→ GIVEN REQUEST
Examine the entries below, count the lines holding the string "French", and respond with the number only.
*** DATA FOR THIS TASK ***
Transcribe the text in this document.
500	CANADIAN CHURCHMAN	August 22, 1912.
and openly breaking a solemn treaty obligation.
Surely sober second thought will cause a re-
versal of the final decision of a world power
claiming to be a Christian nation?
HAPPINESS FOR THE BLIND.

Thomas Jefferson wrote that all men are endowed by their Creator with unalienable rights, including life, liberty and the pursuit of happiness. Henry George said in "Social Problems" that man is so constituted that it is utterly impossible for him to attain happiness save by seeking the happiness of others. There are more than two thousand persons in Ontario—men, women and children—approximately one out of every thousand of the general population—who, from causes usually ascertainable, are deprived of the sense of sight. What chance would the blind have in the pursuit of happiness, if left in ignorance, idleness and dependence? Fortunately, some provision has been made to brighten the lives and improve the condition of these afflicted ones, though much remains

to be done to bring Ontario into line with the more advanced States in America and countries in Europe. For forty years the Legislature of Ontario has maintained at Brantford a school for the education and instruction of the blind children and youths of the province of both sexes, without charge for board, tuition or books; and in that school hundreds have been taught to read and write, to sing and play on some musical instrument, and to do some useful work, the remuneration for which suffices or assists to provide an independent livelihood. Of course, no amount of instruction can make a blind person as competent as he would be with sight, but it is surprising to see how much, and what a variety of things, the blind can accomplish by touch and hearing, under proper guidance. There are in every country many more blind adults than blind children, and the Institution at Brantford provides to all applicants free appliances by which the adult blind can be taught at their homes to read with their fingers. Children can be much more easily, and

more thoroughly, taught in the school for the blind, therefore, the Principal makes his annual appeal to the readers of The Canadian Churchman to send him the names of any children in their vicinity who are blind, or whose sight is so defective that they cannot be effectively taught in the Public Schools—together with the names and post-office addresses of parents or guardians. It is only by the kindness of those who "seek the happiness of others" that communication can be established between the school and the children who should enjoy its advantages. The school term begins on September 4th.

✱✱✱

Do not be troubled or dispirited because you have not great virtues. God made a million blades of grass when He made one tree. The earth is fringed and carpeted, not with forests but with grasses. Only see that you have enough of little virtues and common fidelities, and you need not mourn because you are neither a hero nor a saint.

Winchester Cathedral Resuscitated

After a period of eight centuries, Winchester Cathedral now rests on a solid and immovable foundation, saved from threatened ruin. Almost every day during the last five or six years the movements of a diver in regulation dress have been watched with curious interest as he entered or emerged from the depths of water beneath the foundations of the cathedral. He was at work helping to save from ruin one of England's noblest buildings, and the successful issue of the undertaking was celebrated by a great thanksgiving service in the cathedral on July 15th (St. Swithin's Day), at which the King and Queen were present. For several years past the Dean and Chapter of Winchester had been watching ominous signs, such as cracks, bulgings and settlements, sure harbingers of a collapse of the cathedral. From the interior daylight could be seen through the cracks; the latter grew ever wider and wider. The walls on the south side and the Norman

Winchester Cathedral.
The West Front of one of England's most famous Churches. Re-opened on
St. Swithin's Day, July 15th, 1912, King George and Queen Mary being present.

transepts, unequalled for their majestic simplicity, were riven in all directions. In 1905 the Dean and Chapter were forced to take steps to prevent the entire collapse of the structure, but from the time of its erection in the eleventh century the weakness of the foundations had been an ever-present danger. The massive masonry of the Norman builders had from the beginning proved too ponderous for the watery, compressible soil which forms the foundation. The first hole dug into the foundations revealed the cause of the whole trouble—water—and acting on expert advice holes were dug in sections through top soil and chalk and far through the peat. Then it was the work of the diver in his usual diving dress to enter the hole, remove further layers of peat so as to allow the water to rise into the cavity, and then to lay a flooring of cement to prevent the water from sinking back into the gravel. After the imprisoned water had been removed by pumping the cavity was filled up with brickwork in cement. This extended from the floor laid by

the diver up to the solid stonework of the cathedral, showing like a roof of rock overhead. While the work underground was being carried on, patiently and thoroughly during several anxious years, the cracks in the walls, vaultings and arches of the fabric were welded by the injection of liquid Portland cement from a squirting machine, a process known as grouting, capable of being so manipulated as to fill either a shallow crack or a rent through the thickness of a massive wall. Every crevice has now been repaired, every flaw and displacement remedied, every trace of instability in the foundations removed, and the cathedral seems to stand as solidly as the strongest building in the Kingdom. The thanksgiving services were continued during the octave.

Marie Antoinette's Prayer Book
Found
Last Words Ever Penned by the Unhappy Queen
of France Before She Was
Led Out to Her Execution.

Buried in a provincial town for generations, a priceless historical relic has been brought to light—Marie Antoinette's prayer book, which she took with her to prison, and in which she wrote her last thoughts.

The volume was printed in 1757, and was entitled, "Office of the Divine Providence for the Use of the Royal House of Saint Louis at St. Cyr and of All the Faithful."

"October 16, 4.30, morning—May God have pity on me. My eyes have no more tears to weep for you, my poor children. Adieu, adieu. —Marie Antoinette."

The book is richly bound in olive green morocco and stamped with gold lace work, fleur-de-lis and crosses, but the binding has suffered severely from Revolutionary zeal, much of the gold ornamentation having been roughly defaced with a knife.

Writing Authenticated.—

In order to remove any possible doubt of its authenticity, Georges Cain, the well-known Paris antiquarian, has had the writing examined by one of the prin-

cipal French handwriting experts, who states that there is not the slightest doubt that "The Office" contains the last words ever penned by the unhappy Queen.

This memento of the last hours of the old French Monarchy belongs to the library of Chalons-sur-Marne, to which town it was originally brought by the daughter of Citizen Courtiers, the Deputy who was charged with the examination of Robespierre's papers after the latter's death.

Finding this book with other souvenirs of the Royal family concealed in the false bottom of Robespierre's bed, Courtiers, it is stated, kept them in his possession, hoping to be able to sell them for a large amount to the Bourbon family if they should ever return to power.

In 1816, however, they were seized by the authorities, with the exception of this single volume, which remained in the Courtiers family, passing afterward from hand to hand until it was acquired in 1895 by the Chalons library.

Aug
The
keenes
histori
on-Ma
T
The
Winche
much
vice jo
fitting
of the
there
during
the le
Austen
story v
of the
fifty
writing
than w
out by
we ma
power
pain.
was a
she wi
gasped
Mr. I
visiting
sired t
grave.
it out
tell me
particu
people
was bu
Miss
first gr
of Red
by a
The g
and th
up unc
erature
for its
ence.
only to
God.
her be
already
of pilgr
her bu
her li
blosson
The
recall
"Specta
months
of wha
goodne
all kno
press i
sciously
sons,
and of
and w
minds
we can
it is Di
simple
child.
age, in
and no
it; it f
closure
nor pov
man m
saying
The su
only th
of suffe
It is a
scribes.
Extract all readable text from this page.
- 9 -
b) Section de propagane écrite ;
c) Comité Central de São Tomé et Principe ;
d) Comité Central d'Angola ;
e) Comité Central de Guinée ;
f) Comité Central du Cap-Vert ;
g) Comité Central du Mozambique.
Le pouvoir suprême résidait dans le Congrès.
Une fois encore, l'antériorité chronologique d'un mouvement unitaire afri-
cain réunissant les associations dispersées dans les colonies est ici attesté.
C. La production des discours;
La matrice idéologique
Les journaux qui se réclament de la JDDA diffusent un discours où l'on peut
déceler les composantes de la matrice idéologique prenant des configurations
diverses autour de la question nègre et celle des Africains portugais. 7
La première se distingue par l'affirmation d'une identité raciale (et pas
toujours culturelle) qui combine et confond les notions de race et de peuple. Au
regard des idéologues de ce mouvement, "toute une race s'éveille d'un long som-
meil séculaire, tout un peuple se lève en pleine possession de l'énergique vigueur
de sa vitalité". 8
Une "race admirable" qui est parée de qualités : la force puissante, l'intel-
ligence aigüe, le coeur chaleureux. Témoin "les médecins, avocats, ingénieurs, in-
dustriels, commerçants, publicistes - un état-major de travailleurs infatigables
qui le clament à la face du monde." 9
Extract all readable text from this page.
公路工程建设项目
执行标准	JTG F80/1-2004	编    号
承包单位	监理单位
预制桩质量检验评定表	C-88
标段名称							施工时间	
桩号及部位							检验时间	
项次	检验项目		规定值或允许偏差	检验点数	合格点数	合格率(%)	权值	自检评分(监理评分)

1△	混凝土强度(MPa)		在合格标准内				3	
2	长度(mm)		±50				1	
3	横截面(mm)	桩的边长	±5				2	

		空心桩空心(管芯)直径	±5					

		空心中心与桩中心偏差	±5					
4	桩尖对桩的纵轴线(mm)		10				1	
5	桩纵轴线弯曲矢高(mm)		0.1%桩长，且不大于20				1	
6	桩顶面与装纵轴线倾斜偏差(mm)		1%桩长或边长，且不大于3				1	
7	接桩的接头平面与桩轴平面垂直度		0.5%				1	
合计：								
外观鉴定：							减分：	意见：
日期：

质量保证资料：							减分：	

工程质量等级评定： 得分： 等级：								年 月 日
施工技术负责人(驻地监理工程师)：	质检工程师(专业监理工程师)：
***
→ CORRECT RESULT
2